--- Start RECORD EXTRACTS ---

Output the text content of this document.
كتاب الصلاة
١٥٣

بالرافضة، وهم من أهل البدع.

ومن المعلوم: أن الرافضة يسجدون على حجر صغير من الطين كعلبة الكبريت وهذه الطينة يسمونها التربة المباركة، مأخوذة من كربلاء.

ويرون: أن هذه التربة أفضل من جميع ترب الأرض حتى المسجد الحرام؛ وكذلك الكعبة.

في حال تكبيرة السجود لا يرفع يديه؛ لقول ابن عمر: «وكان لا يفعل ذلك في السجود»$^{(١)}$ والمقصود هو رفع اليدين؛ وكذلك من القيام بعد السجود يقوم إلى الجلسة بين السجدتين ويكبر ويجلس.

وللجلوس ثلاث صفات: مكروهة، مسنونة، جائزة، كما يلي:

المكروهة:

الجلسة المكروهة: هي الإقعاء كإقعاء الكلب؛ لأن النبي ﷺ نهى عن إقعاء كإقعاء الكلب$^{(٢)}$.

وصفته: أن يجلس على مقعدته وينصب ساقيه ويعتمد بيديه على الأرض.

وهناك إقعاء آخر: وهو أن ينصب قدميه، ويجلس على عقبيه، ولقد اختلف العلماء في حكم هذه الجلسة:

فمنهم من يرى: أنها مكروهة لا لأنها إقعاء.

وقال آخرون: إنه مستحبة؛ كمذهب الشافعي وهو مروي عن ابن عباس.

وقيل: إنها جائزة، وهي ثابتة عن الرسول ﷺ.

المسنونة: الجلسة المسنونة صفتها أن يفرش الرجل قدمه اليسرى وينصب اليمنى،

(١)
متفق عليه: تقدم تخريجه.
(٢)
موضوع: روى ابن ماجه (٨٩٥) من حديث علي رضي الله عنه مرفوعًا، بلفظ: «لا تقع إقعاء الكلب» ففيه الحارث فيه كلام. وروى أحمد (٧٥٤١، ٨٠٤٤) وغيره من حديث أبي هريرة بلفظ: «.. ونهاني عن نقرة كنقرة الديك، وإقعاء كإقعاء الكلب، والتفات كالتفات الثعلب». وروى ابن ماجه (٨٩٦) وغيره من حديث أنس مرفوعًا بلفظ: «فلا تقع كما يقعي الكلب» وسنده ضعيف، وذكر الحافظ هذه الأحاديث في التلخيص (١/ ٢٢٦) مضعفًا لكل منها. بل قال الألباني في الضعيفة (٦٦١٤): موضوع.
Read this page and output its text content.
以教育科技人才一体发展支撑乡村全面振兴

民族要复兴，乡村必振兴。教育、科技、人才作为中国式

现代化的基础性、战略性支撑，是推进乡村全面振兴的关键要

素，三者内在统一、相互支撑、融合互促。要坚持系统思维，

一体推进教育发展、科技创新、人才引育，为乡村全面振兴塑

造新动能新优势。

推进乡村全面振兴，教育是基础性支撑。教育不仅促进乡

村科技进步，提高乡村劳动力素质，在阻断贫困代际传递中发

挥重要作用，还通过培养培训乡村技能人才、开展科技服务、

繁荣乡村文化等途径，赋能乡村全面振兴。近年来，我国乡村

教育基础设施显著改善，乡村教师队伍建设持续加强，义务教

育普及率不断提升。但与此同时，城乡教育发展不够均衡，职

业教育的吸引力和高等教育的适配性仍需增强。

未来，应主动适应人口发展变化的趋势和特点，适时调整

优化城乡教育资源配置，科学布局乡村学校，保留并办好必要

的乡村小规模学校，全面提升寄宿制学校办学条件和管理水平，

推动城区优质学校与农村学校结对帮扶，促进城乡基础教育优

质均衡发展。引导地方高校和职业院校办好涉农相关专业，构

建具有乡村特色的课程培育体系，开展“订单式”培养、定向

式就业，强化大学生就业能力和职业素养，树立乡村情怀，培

--- End RECORD EXTRACTS ---

- PROBLEM DESCRIPTION -
Would you quote, exactly and only, the lines from the one containing "Read this page and output its text content." to the end of the entries?

- TASK ANSWER -
Read this page and output its text content.
以教育科技人才一体发展支撑乡村全面振兴

民族要复兴，乡村必振兴。教育、科技、人才作为中国式

现代化的基础性、战略性支撑，是推进乡村全面振兴的关键要

素，三者内在统一、相互支撑、融合互促。要坚持系统思维，

一体推进教育发展、科技创新、人才引育，为乡村全面振兴塑

造新动能新优势。

推进乡村全面振兴，教育是基础性支撑。教育不仅促进乡

村科技进步，提高乡村劳动力素质，在阻断贫困代际传递中发

挥重要作用，还通过培养培训乡村技能人才、开展科技服务、

繁荣乡村文化等途径，赋能乡村全面振兴。近年来，我国乡村

教育基础设施显著改善，乡村教师队伍建设持续加强，义务教

育普及率不断提升。但与此同时，城乡教育发展不够均衡，职

业教育的吸引力和高等教育的适配性仍需增强。

未来，应主动适应人口发展变化的趋势和特点，适时调整

优化城乡教育资源配置，科学布局乡村学校，保留并办好必要

的乡村小规模学校，全面提升寄宿制学校办学条件和管理水平，

推动城区优质学校与农村学校结对帮扶，促进城乡基础教育优

质均衡发展。引导地方高校和职业院校办好涉农相关专业，构

建具有乡村特色的课程培育体系，开展“订单式”培养、定向

式就业，强化大学生就业能力和职业素养，树立乡村情怀，培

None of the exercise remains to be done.